[Records from a collection]
** begin **

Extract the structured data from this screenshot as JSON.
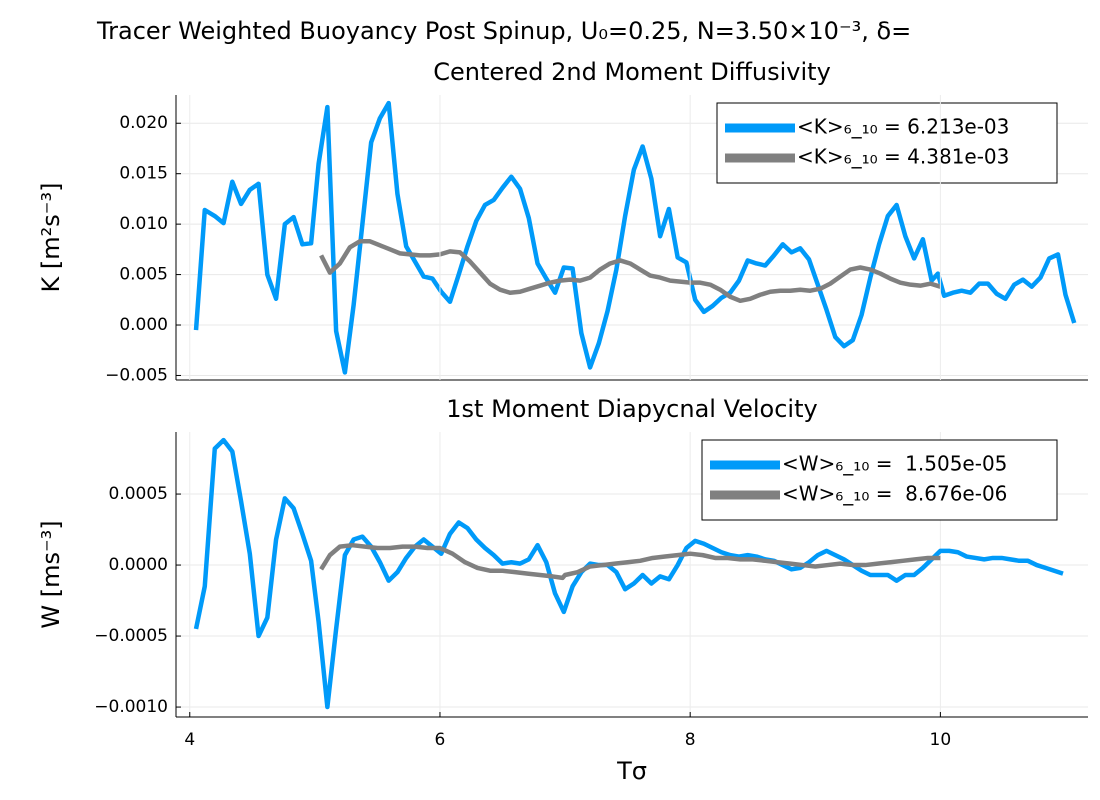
{
  "title": "Tracer Weighted Buoyancy Post Spinup, U₀=0.25, N=3.50×10⁻³, δ=",
  "chart_data": [
    {
      "type": "line",
      "title": "Centered 2nd Moment Diffusivity",
      "ylabel": "K [m²s⁻³]",
      "xlim": [
        3.89,
        11.18
      ],
      "ylim": [
        -0.00545,
        0.0228
      ],
      "yticks": [
        {
          "value": -0.005,
          "label": "−0.005"
        },
        {
          "value": 0,
          "label": "0.000"
        },
        {
          "value": 0.005,
          "label": "0.005"
        },
        {
          "value": 0.01,
          "label": "0.010"
        },
        {
          "value": 0.015,
          "label": "0.015"
        },
        {
          "value": 0.02,
          "label": "0.020"
        }
      ],
      "grid": true,
      "legend": "top-right",
      "series": [
        {
          "name": "<K>₆_₁₀ = 6.213e-03",
          "color": "#009af9",
          "x": [
            4.05,
            4.12,
            4.2,
            4.27,
            4.34,
            4.41,
            4.48,
            4.55,
            4.62,
            4.69,
            4.76,
            4.83,
            4.9,
            4.97,
            5.03,
            5.1,
            5.17,
            5.24,
            5.31,
            5.38,
            5.45,
            5.52,
            5.59,
            5.66,
            5.73,
            5.8,
            5.87,
            5.94,
            6.01,
            6.08,
            6.15,
            6.22,
            6.29,
            6.36,
            6.43,
            6.5,
            6.57,
            6.64,
            6.71,
            6.78,
            6.85,
            6.92,
            6.99,
            7.06,
            7.13,
            7.2,
            7.27,
            7.34,
            7.41,
            7.48,
            7.55,
            7.62,
            7.69,
            7.76,
            7.83,
            7.9,
            7.97,
            8.04,
            8.11,
            8.18,
            8.25,
            8.32,
            8.39,
            8.46,
            8.53,
            8.6,
            8.67,
            8.74,
            8.81,
            8.88,
            8.95,
            9.02,
            9.09,
            9.16,
            9.23,
            9.3,
            9.37,
            9.44,
            9.51,
            9.58,
            9.65,
            9.72,
            9.79,
            9.86,
            9.93,
            9.98,
            10.03,
            10.1,
            10.17,
            10.24,
            10.31,
            10.38,
            10.45,
            10.52,
            10.59,
            10.66,
            10.73,
            10.8,
            10.87,
            10.94,
            11.0,
            11.07
          ],
          "values": [
            -0.0005,
            0.0114,
            0.0108,
            0.0101,
            0.0142,
            0.012,
            0.0134,
            0.014,
            0.005,
            0.0026,
            0.01,
            0.0107,
            0.008,
            0.0081,
            0.016,
            0.0216,
            -0.0006,
            -0.0047,
            0.002,
            0.01,
            0.0181,
            0.0205,
            0.022,
            0.013,
            0.0078,
            0.0063,
            0.0048,
            0.0046,
            0.0033,
            0.0023,
            0.005,
            0.0078,
            0.0103,
            0.0119,
            0.0124,
            0.0136,
            0.0147,
            0.0135,
            0.0106,
            0.0061,
            0.0046,
            0.0032,
            0.0057,
            0.0056,
            -0.0008,
            -0.0042,
            -0.0018,
            0.0014,
            0.0055,
            0.0108,
            0.0154,
            0.0177,
            0.0145,
            0.0088,
            0.0115,
            0.0067,
            0.0062,
            0.0025,
            0.0013,
            0.0019,
            0.0027,
            0.0032,
            0.0044,
            0.0064,
            0.0061,
            0.0059,
            0.0069,
            0.008,
            0.0072,
            0.0076,
            0.0065,
            0.004,
            0.0015,
            -0.0012,
            -0.0021,
            -0.0015,
            0.001,
            0.0047,
            0.008,
            0.0108,
            0.0119,
            0.0088,
            0.0066,
            0.0085,
            0.0044,
            0.0051,
            0.0029,
            0.0032,
            0.0034,
            0.0032,
            0.0041,
            0.0041,
            0.0031,
            0.0026,
            0.004,
            0.0045,
            0.0038,
            0.0047,
            0.0066,
            0.007,
            0.003,
            0.0002
          ]
        },
        {
          "name": "<K>₆_₁₀ = 4.381e-03",
          "color": "#808080",
          "x": [
            5.05,
            5.12,
            5.2,
            5.28,
            5.36,
            5.44,
            5.52,
            5.6,
            5.68,
            5.76,
            5.84,
            5.92,
            6.0,
            6.08,
            6.16,
            6.24,
            6.32,
            6.4,
            6.48,
            6.56,
            6.64,
            6.72,
            6.8,
            6.88,
            6.96,
            7.04,
            7.12,
            7.2,
            7.28,
            7.36,
            7.44,
            7.52,
            7.6,
            7.68,
            7.76,
            7.84,
            7.92,
            8.0,
            8.08,
            8.16,
            8.24,
            8.32,
            8.4,
            8.48,
            8.56,
            8.64,
            8.72,
            8.8,
            8.88,
            8.96,
            9.04,
            9.12,
            9.2,
            9.28,
            9.36,
            9.44,
            9.52,
            9.6,
            9.68,
            9.76,
            9.84,
            9.92,
            10.0
          ],
          "values": [
            0.0069,
            0.0052,
            0.0061,
            0.0077,
            0.0083,
            0.0083,
            0.0079,
            0.0075,
            0.0071,
            0.007,
            0.0069,
            0.0069,
            0.007,
            0.0073,
            0.0072,
            0.0063,
            0.0052,
            0.0041,
            0.0035,
            0.0032,
            0.0033,
            0.0036,
            0.0039,
            0.0042,
            0.0044,
            0.0045,
            0.0044,
            0.0047,
            0.0055,
            0.0061,
            0.0064,
            0.0061,
            0.0055,
            0.0049,
            0.0047,
            0.0044,
            0.0043,
            0.0042,
            0.0042,
            0.004,
            0.0035,
            0.0028,
            0.0024,
            0.0026,
            0.003,
            0.0033,
            0.0034,
            0.0034,
            0.0035,
            0.0034,
            0.0036,
            0.0041,
            0.0048,
            0.0055,
            0.0057,
            0.0055,
            0.0051,
            0.0046,
            0.0042,
            0.004,
            0.0039,
            0.0041,
            0.0038
          ]
        }
      ]
    },
    {
      "type": "line",
      "title": "1st Moment Diapycnal Velocity",
      "ylabel": "W [ms⁻³]",
      "xlabel": "Tσ",
      "xlim": [
        3.89,
        11.18
      ],
      "ylim": [
        -0.00107,
        0.000937
      ],
      "xticks": [
        4,
        6,
        8,
        10
      ],
      "yticks": [
        {
          "value": -0.001,
          "label": "−0.0010"
        },
        {
          "value": -0.0005,
          "label": "−0.0005"
        },
        {
          "value": 0,
          "label": "0.0000"
        },
        {
          "value": 0.0005,
          "label": "0.0005"
        }
      ],
      "grid": true,
      "legend": "top-right",
      "series": [
        {
          "name": "<W>₆_₁₀ =  1.505e-05",
          "color": "#009af9",
          "x": [
            4.05,
            4.12,
            4.2,
            4.27,
            4.34,
            4.41,
            4.48,
            4.55,
            4.62,
            4.69,
            4.76,
            4.83,
            4.9,
            4.97,
            5.03,
            5.1,
            5.17,
            5.24,
            5.31,
            5.38,
            5.45,
            5.52,
            5.59,
            5.66,
            5.73,
            5.8,
            5.87,
            5.94,
            6.01,
            6.08,
            6.15,
            6.22,
            6.29,
            6.36,
            6.43,
            6.5,
            6.57,
            6.64,
            6.71,
            6.78,
            6.85,
            6.92,
            6.99,
            7.06,
            7.13,
            7.2,
            7.27,
            7.34,
            7.41,
            7.48,
            7.55,
            7.62,
            7.69,
            7.76,
            7.83,
            7.9,
            7.97,
            8.04,
            8.11,
            8.18,
            8.25,
            8.32,
            8.39,
            8.46,
            8.53,
            8.6,
            8.67,
            8.74,
            8.81,
            8.88,
            8.95,
            9.02,
            9.09,
            9.16,
            9.23,
            9.3,
            9.37,
            9.44,
            9.51,
            9.58,
            9.65,
            9.72,
            9.79,
            9.86,
            9.93,
            10.0,
            10.07,
            10.14,
            10.21,
            10.28,
            10.35,
            10.42,
            10.49,
            10.56,
            10.63,
            10.7,
            10.77,
            10.84,
            10.91,
            10.98
          ],
          "values": [
            -0.00045,
            -0.00015,
            0.00082,
            0.00088,
            0.0008,
            0.00045,
            8e-05,
            -0.0005,
            -0.00037,
            0.00018,
            0.00047,
            0.0004,
            0.00022,
            3e-05,
            -0.0004,
            -0.001,
            -0.00045,
            7e-05,
            0.00018,
            0.0002,
            0.00013,
            2e-05,
            -0.00011,
            -5e-05,
            5e-05,
            0.00013,
            0.00018,
            0.00013,
            8e-05,
            0.00022,
            0.0003,
            0.00026,
            0.00018,
            0.00012,
            7e-05,
            1e-05,
            2e-05,
            1e-05,
            4e-05,
            0.00014,
            2e-05,
            -0.0002,
            -0.00033,
            -0.00015,
            -5e-05,
            1e-05,
            0,
            0,
            -5e-05,
            -0.00017,
            -0.00013,
            -7e-05,
            -0.00013,
            -8e-05,
            -0.0001,
            0,
            0.00012,
            0.00017,
            0.00015,
            0.00012,
            9e-05,
            7e-05,
            6e-05,
            7e-05,
            6e-05,
            4e-05,
            3e-05,
            0,
            -3e-05,
            -2e-05,
            2e-05,
            7e-05,
            0.0001,
            7e-05,
            4e-05,
            0,
            -4e-05,
            -7e-05,
            -7e-05,
            -7e-05,
            -0.00011,
            -7e-05,
            -7e-05,
            -2e-05,
            4e-05,
            0.0001,
            0.0001,
            9e-05,
            6e-05,
            5e-05,
            4e-05,
            5e-05,
            5e-05,
            4e-05,
            3e-05,
            3e-05,
            0,
            -2e-05,
            -4e-05,
            -6e-05
          ]
        },
        {
          "name": "<W>₆_₁₀ =  8.676e-06",
          "color": "#808080",
          "x": [
            5.05,
            5.12,
            5.2,
            5.3,
            5.4,
            5.5,
            5.6,
            5.7,
            5.8,
            5.9,
            6.0,
            6.1,
            6.2,
            6.3,
            6.4,
            6.5,
            6.6,
            6.7,
            6.8,
            6.9,
            6.98,
            7.0,
            7.1,
            7.2,
            7.3,
            7.4,
            7.5,
            7.6,
            7.7,
            7.8,
            7.9,
            8.0,
            8.1,
            8.2,
            8.3,
            8.4,
            8.5,
            8.6,
            8.7,
            8.8,
            8.9,
            9.0,
            9.1,
            9.2,
            9.3,
            9.4,
            9.5,
            9.6,
            9.7,
            9.8,
            9.9,
            10.0
          ],
          "values": [
            -3e-05,
            7e-05,
            0.00013,
            0.00014,
            0.00013,
            0.00012,
            0.00012,
            0.00013,
            0.00013,
            0.00012,
            0.00012,
            8e-05,
            2e-05,
            -2e-05,
            -4e-05,
            -4e-05,
            -5e-05,
            -6e-05,
            -7e-05,
            -8e-05,
            -9e-05,
            -7e-05,
            -5e-05,
            -1e-05,
            0,
            1e-05,
            2e-05,
            3e-05,
            5e-05,
            6e-05,
            7e-05,
            8e-05,
            7e-05,
            5e-05,
            5e-05,
            4e-05,
            4e-05,
            3e-05,
            2e-05,
            1e-05,
            0,
            -1e-05,
            0,
            1e-05,
            0,
            0,
            1e-05,
            2e-05,
            3e-05,
            4e-05,
            5e-05,
            5e-05
          ]
        }
      ]
    }
  ]
}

** end **

**Work instructions:** Copy whichever lines in the listing above contain the word "title".

**Answer to this exercise:**
  "title": "Tracer Weighted Buoyancy Post Spinup, U₀=0.25, N=3.50×10⁻³, δ=",
      "title": "Centered 2nd Moment Diffusivity",
      "title": "1st Moment Diapycnal Velocity",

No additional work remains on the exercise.